[Records from a collection of figures]
━━━━

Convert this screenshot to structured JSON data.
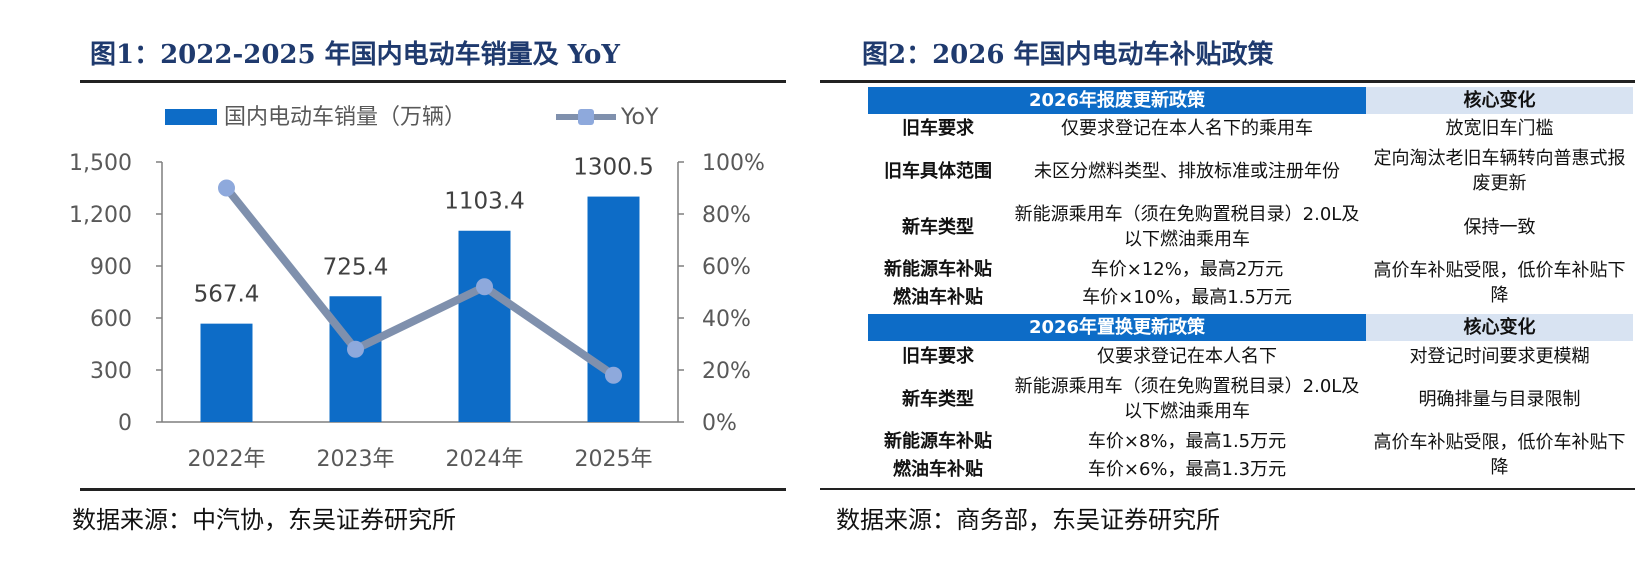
{
  "left": {
    "title": "图1：2022-2025 年国内电动车销量及 YoY",
    "source": "数据来源：中汽协，东吴证券研究所"
  },
  "right": {
    "title": "图2：2026 年国内电动车补贴政策",
    "source": "数据来源：商务部，东吴证券研究所",
    "table1": {
      "header": "2026年报废更新政策",
      "side_header": "核心变化",
      "rows": [
        {
          "label": "旧车要求",
          "policy": "仅要求登记在本人名下的乘用车",
          "change": "放宽旧车门槛"
        },
        {
          "label": "旧车具体范围",
          "policy": "未区分燃料类型、排放标准或注册年份",
          "change": "定向淘汰老旧车辆转向普惠式报废更新"
        },
        {
          "label": "新车类型",
          "policy": "新能源乘用车（须在免购置税目录）2.0L及以下燃油乘用车",
          "change": "保持一致"
        },
        {
          "label": "新能源车补贴",
          "policy": "车价×12%，最高2万元",
          "change": "高价车补贴受限，低价车补贴下降"
        },
        {
          "label": "燃油车补贴",
          "policy": "车价×10%，最高1.5万元",
          "change": ""
        }
      ]
    },
    "table2": {
      "header": "2026年置换更新政策",
      "side_header": "核心变化",
      "rows": [
        {
          "label": "旧车要求",
          "policy": "仅要求登记在本人名下",
          "change": "对登记时间要求更模糊"
        },
        {
          "label": "新车类型",
          "policy": "新能源乘用车（须在免购置税目录）2.0L及以下燃油乘用车",
          "change": "明确排量与目录限制"
        },
        {
          "label": "新能源车补贴",
          "policy": "车价×8%，最高1.5万元",
          "change": "高价车补贴受限，低价车补贴下降"
        },
        {
          "label": "燃油车补贴",
          "policy": "车价×6%，最高1.3万元",
          "change": ""
        }
      ]
    }
  },
  "colors": {
    "bar": "#0d6cc7",
    "line": "#7f90ad",
    "marker": "#8ea9dc",
    "title": "#1f3a6e",
    "header_blue": "#0d6cc7",
    "header_light": "#d8e3f2"
  },
  "chart_data": {
    "type": "bar",
    "categories": [
      "2022年",
      "2023年",
      "2024年",
      "2025年"
    ],
    "series": [
      {
        "name": "国内电动车销量（万辆）",
        "type": "bar",
        "axis": "left",
        "values": [
          567.4,
          725.4,
          1103.4,
          1300.5
        ],
        "labels": [
          "567.4",
          "725.4",
          "1103.4",
          "1300.5"
        ]
      },
      {
        "name": "YoY",
        "type": "line",
        "axis": "right",
        "values": [
          90,
          28,
          52,
          18
        ]
      }
    ],
    "y_left": {
      "range": [
        0,
        1500
      ],
      "ticks": [
        "0",
        "300",
        "600",
        "900",
        "1,200",
        "1,500"
      ]
    },
    "y_right": {
      "range": [
        0,
        100
      ],
      "ticks": [
        "0%",
        "20%",
        "40%",
        "60%",
        "80%",
        "100%"
      ]
    },
    "legend_position": "top",
    "grid": false
  }
}
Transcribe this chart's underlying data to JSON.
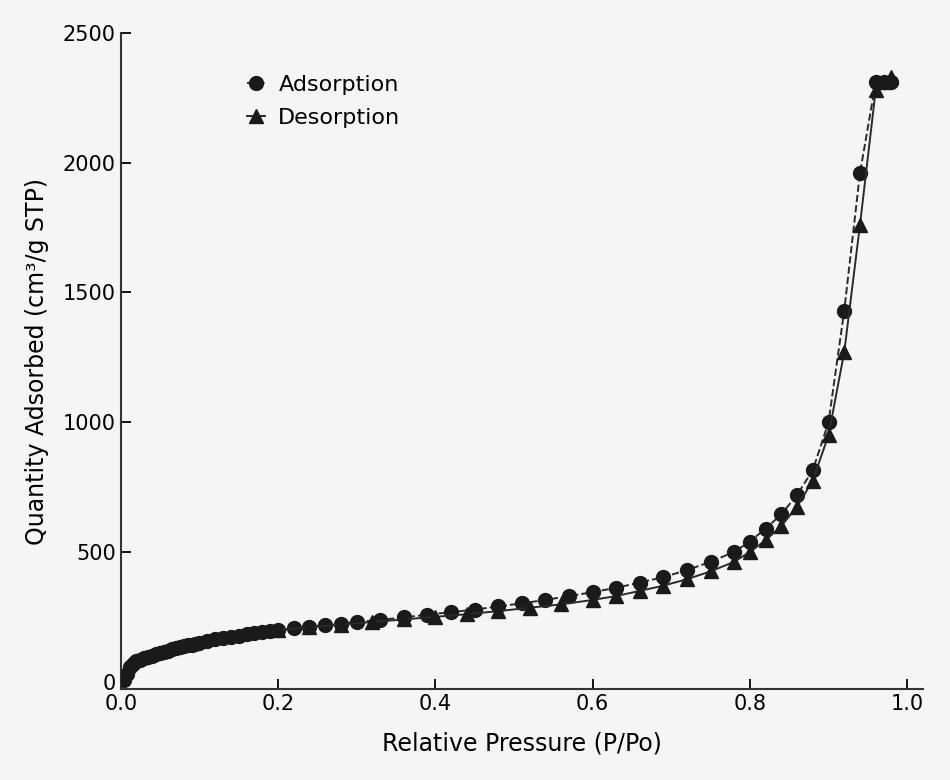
{
  "adsorption_x": [
    0.004,
    0.008,
    0.012,
    0.016,
    0.02,
    0.025,
    0.03,
    0.035,
    0.04,
    0.045,
    0.05,
    0.055,
    0.06,
    0.065,
    0.07,
    0.075,
    0.08,
    0.085,
    0.09,
    0.095,
    0.1,
    0.11,
    0.12,
    0.13,
    0.14,
    0.15,
    0.16,
    0.17,
    0.18,
    0.19,
    0.2,
    0.22,
    0.24,
    0.26,
    0.28,
    0.3,
    0.33,
    0.36,
    0.39,
    0.42,
    0.45,
    0.48,
    0.51,
    0.54,
    0.57,
    0.6,
    0.63,
    0.66,
    0.69,
    0.72,
    0.75,
    0.78,
    0.8,
    0.82,
    0.84,
    0.86,
    0.88,
    0.9,
    0.92,
    0.94,
    0.96,
    0.97,
    0.98
  ],
  "adsorption_y": [
    5,
    30,
    55,
    68,
    78,
    85,
    90,
    95,
    100,
    105,
    110,
    115,
    120,
    125,
    130,
    133,
    136,
    140,
    143,
    147,
    150,
    157,
    163,
    168,
    173,
    178,
    182,
    186,
    190,
    194,
    198,
    205,
    212,
    218,
    224,
    230,
    238,
    248,
    258,
    268,
    278,
    290,
    302,
    315,
    330,
    345,
    362,
    382,
    403,
    430,
    462,
    500,
    540,
    590,
    645,
    720,
    815,
    1000,
    1430,
    1960,
    2310,
    2310,
    2310
  ],
  "desorption_x": [
    0.2,
    0.24,
    0.28,
    0.32,
    0.36,
    0.4,
    0.44,
    0.48,
    0.52,
    0.56,
    0.6,
    0.63,
    0.66,
    0.69,
    0.72,
    0.75,
    0.78,
    0.8,
    0.82,
    0.84,
    0.86,
    0.88,
    0.9,
    0.92,
    0.94,
    0.96,
    0.97,
    0.98
  ],
  "desorption_y": [
    198,
    210,
    220,
    230,
    240,
    250,
    260,
    272,
    285,
    298,
    315,
    330,
    350,
    370,
    395,
    425,
    462,
    500,
    545,
    600,
    675,
    775,
    950,
    1270,
    1760,
    2280,
    2310,
    2330
  ],
  "xlabel": "Relative Pressure (P/Po)",
  "ylabel": "Quantity Adsorbed (cm³/g STP)",
  "xlim": [
    0.0,
    1.02
  ],
  "ylim": [
    -30,
    2500
  ],
  "yticks": [
    0,
    500,
    1000,
    1500,
    2000,
    2500
  ],
  "xticks": [
    0.0,
    0.2,
    0.4,
    0.6,
    0.8,
    1.0
  ],
  "legend_adsorption": "Adsorption",
  "legend_desorption": "Desorption",
  "line_color": "#2a2a2a",
  "marker_color": "#1a1a1a",
  "background_color": "#f5f5f5",
  "label_fontsize": 17,
  "tick_fontsize": 15,
  "legend_fontsize": 16,
  "marker_size": 10,
  "line_width": 1.4
}
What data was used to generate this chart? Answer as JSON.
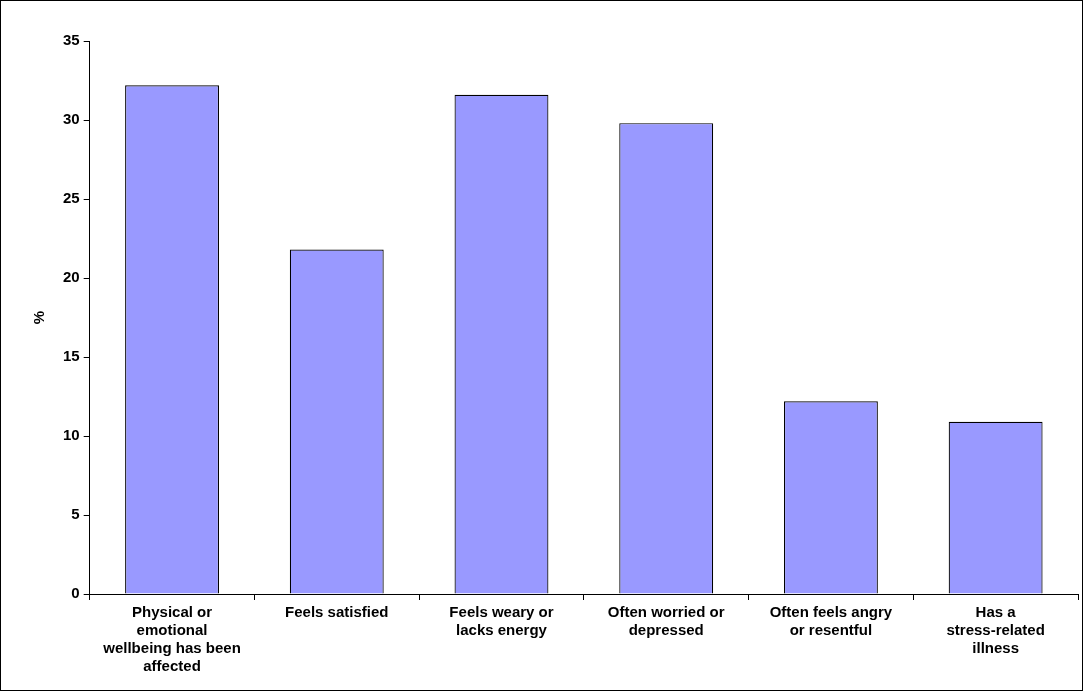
{
  "chart_data": {
    "type": "bar",
    "ylabel": "%",
    "categories": [
      "Physical or emotional wellbeing has been affected",
      "Feels satisfied",
      "Feels weary or lacks energy",
      "Often worried or depressed",
      "Often feels angry or resentful",
      "Has a stress-related illness"
    ],
    "values": [
      32.2,
      21.8,
      31.6,
      29.8,
      12.2,
      10.9
    ],
    "color": "#9999ff",
    "ylim": [
      0,
      35
    ],
    "yticks": [
      0,
      5,
      10,
      15,
      20,
      25,
      30,
      35
    ],
    "grid": false,
    "legend": false
  }
}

━━━━

• Problem to work on: Images must not appear in the copy; reproduce everything else in the records verbatim.

• Answer for this exercise:
Convert this screenshot to structured JSON data.
{
  "left": {
    "title": "图1：2022-2025 年国内电动车销量及 YoY",
    "source": "数据来源：中汽协，东吴证券研究所"
  },
  "right": {
    "title": "图2：2026 年国内电动车补贴政策",
    "source": "数据来源：商务部，东吴证券研究所",
    "table1": {
      "header": "2026年报废更新政策",
      "side_header": "核心变化",
      "rows": [
        {
          "label": "旧车要求",
          "policy": "仅要求登记在本人名下的乘用车",
          "change": "放宽旧车门槛"
        },
        {
          "label": "旧车具体范围",
          "policy": "未区分燃料类型、排放标准或注册年份",
          "change": "定向淘汰老旧车辆转向普惠式报废更新"
        },
        {
          "label": "新车类型",
          "policy": "新能源乘用车（须在免购置税目录）2.0L及以下燃油乘用车",
          "change": "保持一致"
        },
        {
          "label": "新能源车补贴",
          "policy": "车价×12%，最高2万元",
          "change": "高价车补贴受限，低价车补贴下降"
        },
        {
          "label": "燃油车补贴",
          "policy": "车价×10%，最高1.5万元",
          "change": ""
        }
      ]
    },
    "table2": {
      "header": "2026年置换更新政策",
      "side_header": "核心变化",
      "rows": [
        {
          "label": "旧车要求",
          "policy": "仅要求登记在本人名下",
          "change": "对登记时间要求更模糊"
        },
        {
          "label": "新车类型",
          "policy": "新能源乘用车（须在免购置税目录）2.0L及以下燃油乘用车",
          "change": "明确排量与目录限制"
        },
        {
          "label": "新能源车补贴",
          "policy": "车价×8%，最高1.5万元",
          "change": "高价车补贴受限，低价车补贴下降"
        },
        {
          "label": "燃油车补贴",
          "policy": "车价×6%，最高1.3万元",
          "change": ""
        }
      ]
    }
  },
  "colors": {
    "bar": "#0d6cc7",
    "line": "#7f90ad",
    "marker": "#8ea9dc",
    "title": "#1f3a6e",
    "header_blue": "#0d6cc7",
    "header_light": "#d8e3f2"
  },
  "chart_data": {
    "type": "bar",
    "categories": [
      "2022年",
      "2023年",
      "2024年",
      "2025年"
    ],
    "series": [
      {
        "name": "国内电动车销量（万辆）",
        "type": "bar",
        "axis": "left",
        "values": [
          567.4,
          725.4,
          1103.4,
          1300.5
        ],
        "labels": [
          "567.4",
          "725.4",
          "1103.4",
          "1300.5"
        ]
      },
      {
        "name": "YoY",
        "type": "line",
        "axis": "right",
        "values": [
          90,
          28,
          52,
          18
        ]
      }
    ],
    "y_left": {
      "range": [
        0,
        1500
      ],
      "ticks": [
        "0",
        "300",
        "600",
        "900",
        "1,200",
        "1,500"
      ]
    },
    "y_right": {
      "range": [
        0,
        100
      ],
      "ticks": [
        "0%",
        "20%",
        "40%",
        "60%",
        "80%",
        "100%"
      ]
    },
    "legend_position": "top",
    "grid": false
  }
}
Transcribe this chart's underlying data to JSON.
{
  "adsorption_x": [
    0.004,
    0.008,
    0.012,
    0.016,
    0.02,
    0.025,
    0.03,
    0.035,
    0.04,
    0.045,
    0.05,
    0.055,
    0.06,
    0.065,
    0.07,
    0.075,
    0.08,
    0.085,
    0.09,
    0.095,
    0.1,
    0.11,
    0.12,
    0.13,
    0.14,
    0.15,
    0.16,
    0.17,
    0.18,
    0.19,
    0.2,
    0.22,
    0.24,
    0.26,
    0.28,
    0.3,
    0.33,
    0.36,
    0.39,
    0.42,
    0.45,
    0.48,
    0.51,
    0.54,
    0.57,
    0.6,
    0.63,
    0.66,
    0.69,
    0.72,
    0.75,
    0.78,
    0.8,
    0.82,
    0.84,
    0.86,
    0.88,
    0.9,
    0.92,
    0.94,
    0.96,
    0.97,
    0.98
  ],
  "adsorption_y": [
    5,
    30,
    55,
    68,
    78,
    85,
    90,
    95,
    100,
    105,
    110,
    115,
    120,
    125,
    130,
    133,
    136,
    140,
    143,
    147,
    150,
    157,
    163,
    168,
    173,
    178,
    182,
    186,
    190,
    194,
    198,
    205,
    212,
    218,
    224,
    230,
    238,
    248,
    258,
    268,
    278,
    290,
    302,
    315,
    330,
    345,
    362,
    382,
    403,
    430,
    462,
    500,
    540,
    590,
    645,
    720,
    815,
    1000,
    1430,
    1960,
    2310,
    2310,
    2310
  ],
  "desorption_x": [
    0.2,
    0.24,
    0.28,
    0.32,
    0.36,
    0.4,
    0.44,
    0.48,
    0.52,
    0.56,
    0.6,
    0.63,
    0.66,
    0.69,
    0.72,
    0.75,
    0.78,
    0.8,
    0.82,
    0.84,
    0.86,
    0.88,
    0.9,
    0.92,
    0.94,
    0.96,
    0.97,
    0.98
  ],
  "desorption_y": [
    198,
    210,
    220,
    230,
    240,
    250,
    260,
    272,
    285,
    298,
    315,
    330,
    350,
    370,
    395,
    425,
    462,
    500,
    545,
    600,
    675,
    775,
    950,
    1270,
    1760,
    2280,
    2310,
    2330
  ],
  "xlabel": "Relative Pressure (P/Po)",
  "ylabel": "Quantity Adsorbed (cm³/g STP)",
  "xlim": [
    0.0,
    1.02
  ],
  "ylim": [
    -30,
    2500
  ],
  "yticks": [
    0,
    500,
    1000,
    1500,
    2000,
    2500
  ],
  "xticks": [
    0.0,
    0.2,
    0.4,
    0.6,
    0.8,
    1.0
  ],
  "legend_adsorption": "Adsorption",
  "legend_desorption": "Desorption",
  "line_color": "#2a2a2a",
  "marker_color": "#1a1a1a",
  "background_color": "#f5f5f5",
  "label_fontsize": 17,
  "tick_fontsize": 15,
  "legend_fontsize": 16,
  "marker_size": 10,
  "line_width": 1.4
}
What data was used to generate this chart? Answer as JSON.
{
  "chart_data": {
    "type": "bar",
    "ylabel": "%",
    "categories": [
      "Physical or emotional wellbeing has been affected",
      "Feels satisfied",
      "Feels weary or lacks energy",
      "Often worried or depressed",
      "Often feels angry or resentful",
      "Has a stress-related illness"
    ],
    "values": [
      32.2,
      21.8,
      31.6,
      29.8,
      12.2,
      10.9
    ],
    "color": "#9999ff",
    "ylim": [
      0,
      35
    ],
    "yticks": [
      0,
      5,
      10,
      15,
      20,
      25,
      30,
      35
    ],
    "grid": false,
    "legend": false
  }
}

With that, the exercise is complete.